▶ _EXERCISE REQUIREMENTS_:
Leave out the pictures and copy each record below exactly.

-------- AVAILABLE DATA --------

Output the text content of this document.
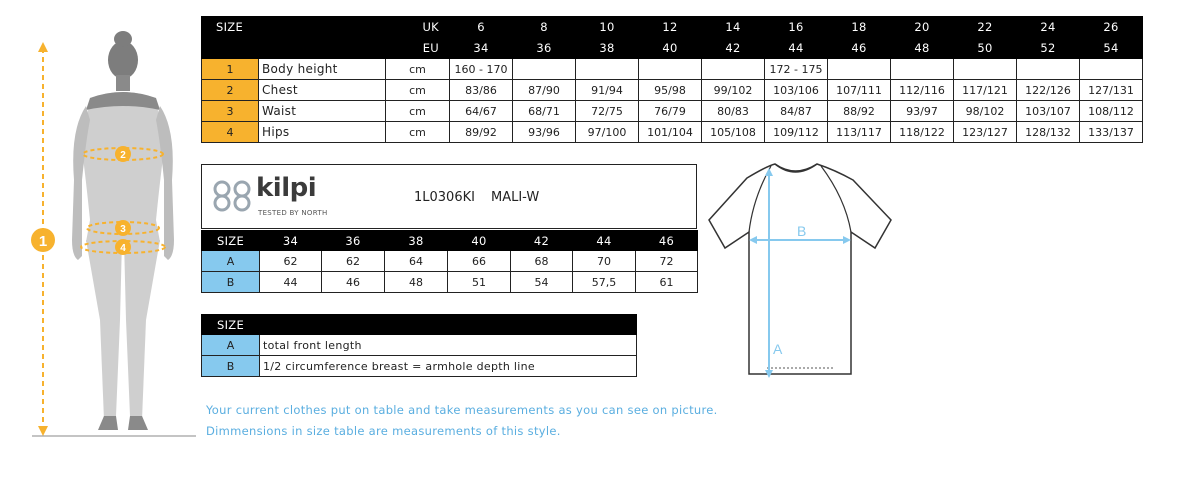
1
2
3
4
SIZE		UK	6	8	10	12	14	16	18	20	22	24	26
		EU	34	36	38	40	42	44	46	48	50	52	54
1	Body height	cm	160 - 170					172 - 175					
2	Chest	cm	83/86	87/90	91/94	95/98	99/102	103/106	107/111	112/116	117/121	122/126	127/131
3	Waist	cm	64/67	68/71	72/75	76/79	80/83	84/87	88/92	93/97	98/102	103/107	108/112
4	Hips	cm	89/92	93/96	97/100	101/104	105/108	109/112	113/117	118/122	123/127	128/132	133/137
kilpi
TESTED BY NORTH
1L0306KI MALI-W
SIZE	34	36	38	40	42	44	46
A	62	62	64	66	68	70	72
B	44	46	48	51	54	57,5	61
SIZE	
A	total front length
B	1/2 circumference breast = armhole depth line
B
A
Your current clothes put on table and take measurements as you can see on picture.
Dimmensions in size table are measurements of this style.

--------

▶ _WRITTEN ANSWER_:
Output the text content of this document.
1
2
3
4
SIZE		UK	6	8	10	12	14	16	18	20	22	24	26
		EU	34	36	38	40	42	44	46	48	50	52	54
1	Body height	cm	160 - 170					172 - 175					
2	Chest	cm	83/86	87/90	91/94	95/98	99/102	103/106	107/111	112/116	117/121	122/126	127/131
3	Waist	cm	64/67	68/71	72/75	76/79	80/83	84/87	88/92	93/97	98/102	103/107	108/112
4	Hips	cm	89/92	93/96	97/100	101/104	105/108	109/112	113/117	118/122	123/127	128/132	133/137
kilpi
TESTED BY NORTH
1L0306KI MALI-W
SIZE	34	36	38	40	42	44	46
A	62	62	64	66	68	70	72
B	44	46	48	51	54	57,5	61
SIZE	
A	total front length
B	1/2 circumference breast = armhole depth line
B
A
Your current clothes put on table and take measurements as you can see on picture.
Dimmensions in size table are measurements of this style.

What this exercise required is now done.